▶ **Written task**
Exactly reproduce the line that contains "OCR this image." and all lines after it in the entries below, through the very last line.

▶ **Dataset rows**
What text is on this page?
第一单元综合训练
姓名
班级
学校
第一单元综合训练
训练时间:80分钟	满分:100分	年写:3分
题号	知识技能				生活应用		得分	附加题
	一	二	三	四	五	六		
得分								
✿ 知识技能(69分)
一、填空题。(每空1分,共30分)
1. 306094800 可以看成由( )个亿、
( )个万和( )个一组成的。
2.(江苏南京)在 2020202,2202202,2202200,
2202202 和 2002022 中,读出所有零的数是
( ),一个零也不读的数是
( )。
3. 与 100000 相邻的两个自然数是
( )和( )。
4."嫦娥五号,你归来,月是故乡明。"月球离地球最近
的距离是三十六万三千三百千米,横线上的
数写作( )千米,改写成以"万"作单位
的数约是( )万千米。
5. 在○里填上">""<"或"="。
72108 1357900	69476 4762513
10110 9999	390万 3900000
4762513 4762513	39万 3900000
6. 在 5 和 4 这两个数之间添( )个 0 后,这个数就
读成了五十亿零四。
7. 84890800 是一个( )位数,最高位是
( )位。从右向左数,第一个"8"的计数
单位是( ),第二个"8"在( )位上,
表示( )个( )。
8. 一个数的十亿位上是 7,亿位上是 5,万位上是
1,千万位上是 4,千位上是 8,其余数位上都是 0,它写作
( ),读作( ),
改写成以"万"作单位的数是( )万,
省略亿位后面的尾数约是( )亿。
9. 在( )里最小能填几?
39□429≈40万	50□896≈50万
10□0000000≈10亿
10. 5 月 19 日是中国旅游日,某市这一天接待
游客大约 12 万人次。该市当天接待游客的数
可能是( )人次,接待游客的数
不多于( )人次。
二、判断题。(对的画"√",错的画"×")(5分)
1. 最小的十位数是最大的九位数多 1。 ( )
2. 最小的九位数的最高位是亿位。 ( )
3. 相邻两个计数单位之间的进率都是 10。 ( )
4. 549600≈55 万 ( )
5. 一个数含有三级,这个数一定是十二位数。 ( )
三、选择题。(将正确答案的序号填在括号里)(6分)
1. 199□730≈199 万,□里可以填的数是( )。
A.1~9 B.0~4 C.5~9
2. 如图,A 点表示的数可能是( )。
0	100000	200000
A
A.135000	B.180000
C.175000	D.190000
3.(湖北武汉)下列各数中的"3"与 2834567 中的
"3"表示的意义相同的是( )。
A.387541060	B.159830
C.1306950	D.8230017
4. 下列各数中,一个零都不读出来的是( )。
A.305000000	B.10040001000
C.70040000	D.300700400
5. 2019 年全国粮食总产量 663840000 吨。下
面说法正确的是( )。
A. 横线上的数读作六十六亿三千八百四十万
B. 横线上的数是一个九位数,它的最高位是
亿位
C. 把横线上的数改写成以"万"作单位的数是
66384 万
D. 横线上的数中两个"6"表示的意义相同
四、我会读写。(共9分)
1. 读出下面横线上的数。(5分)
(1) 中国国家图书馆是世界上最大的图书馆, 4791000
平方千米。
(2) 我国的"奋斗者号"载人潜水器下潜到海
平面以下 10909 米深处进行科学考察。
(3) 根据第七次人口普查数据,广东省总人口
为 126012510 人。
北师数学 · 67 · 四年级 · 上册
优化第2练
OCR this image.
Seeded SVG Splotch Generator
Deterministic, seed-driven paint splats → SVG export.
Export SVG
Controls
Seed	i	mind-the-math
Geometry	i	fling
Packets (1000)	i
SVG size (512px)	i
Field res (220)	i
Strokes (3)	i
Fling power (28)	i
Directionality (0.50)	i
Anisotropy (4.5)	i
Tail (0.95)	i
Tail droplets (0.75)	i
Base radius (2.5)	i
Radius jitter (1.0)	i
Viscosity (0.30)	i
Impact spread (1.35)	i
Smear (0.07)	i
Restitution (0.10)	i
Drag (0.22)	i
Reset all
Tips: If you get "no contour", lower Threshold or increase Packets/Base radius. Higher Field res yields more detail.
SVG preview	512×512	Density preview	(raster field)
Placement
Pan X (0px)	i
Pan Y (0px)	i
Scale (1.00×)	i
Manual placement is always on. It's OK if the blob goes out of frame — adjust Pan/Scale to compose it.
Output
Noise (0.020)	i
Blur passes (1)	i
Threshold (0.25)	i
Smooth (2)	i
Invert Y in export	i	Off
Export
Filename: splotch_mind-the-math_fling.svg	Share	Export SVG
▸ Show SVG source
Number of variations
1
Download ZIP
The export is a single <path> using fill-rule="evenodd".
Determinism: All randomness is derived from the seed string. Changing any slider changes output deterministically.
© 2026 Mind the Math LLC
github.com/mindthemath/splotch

▶ **Response to the exercise**
OCR this image.
Seeded SVG Splotch Generator
Deterministic, seed-driven paint splats → SVG export.
Export SVG
Controls
Seed	i	mind-the-math
Geometry	i	fling
Packets (1000)	i
SVG size (512px)	i
Field res (220)	i
Strokes (3)	i
Fling power (28)	i
Directionality (0.50)	i
Anisotropy (4.5)	i
Tail (0.95)	i
Tail droplets (0.75)	i
Base radius (2.5)	i
Radius jitter (1.0)	i
Viscosity (0.30)	i
Impact spread (1.35)	i
Smear (0.07)	i
Restitution (0.10)	i
Drag (0.22)	i
Reset all
Tips: If you get "no contour", lower Threshold or increase Packets/Base radius. Higher Field res yields more detail.
SVG preview	512×512	Density preview	(raster field)
Placement
Pan X (0px)	i
Pan Y (0px)	i
Scale (1.00×)	i
Manual placement is always on. It's OK if the blob goes out of frame — adjust Pan/Scale to compose it.
Output
Noise (0.020)	i
Blur passes (1)	i
Threshold (0.25)	i
Smooth (2)	i
Invert Y in export	i	Off
Export
Filename: splotch_mind-the-math_fling.svg	Share	Export SVG
▸ Show SVG source
Number of variations
1
Download ZIP
The export is a single <path> using fill-rule="evenodd".
Determinism: All randomness is derived from the seed string. Changing any slider changes output deterministically.
© 2026 Mind the Math LLC
github.com/mindthemath/splotch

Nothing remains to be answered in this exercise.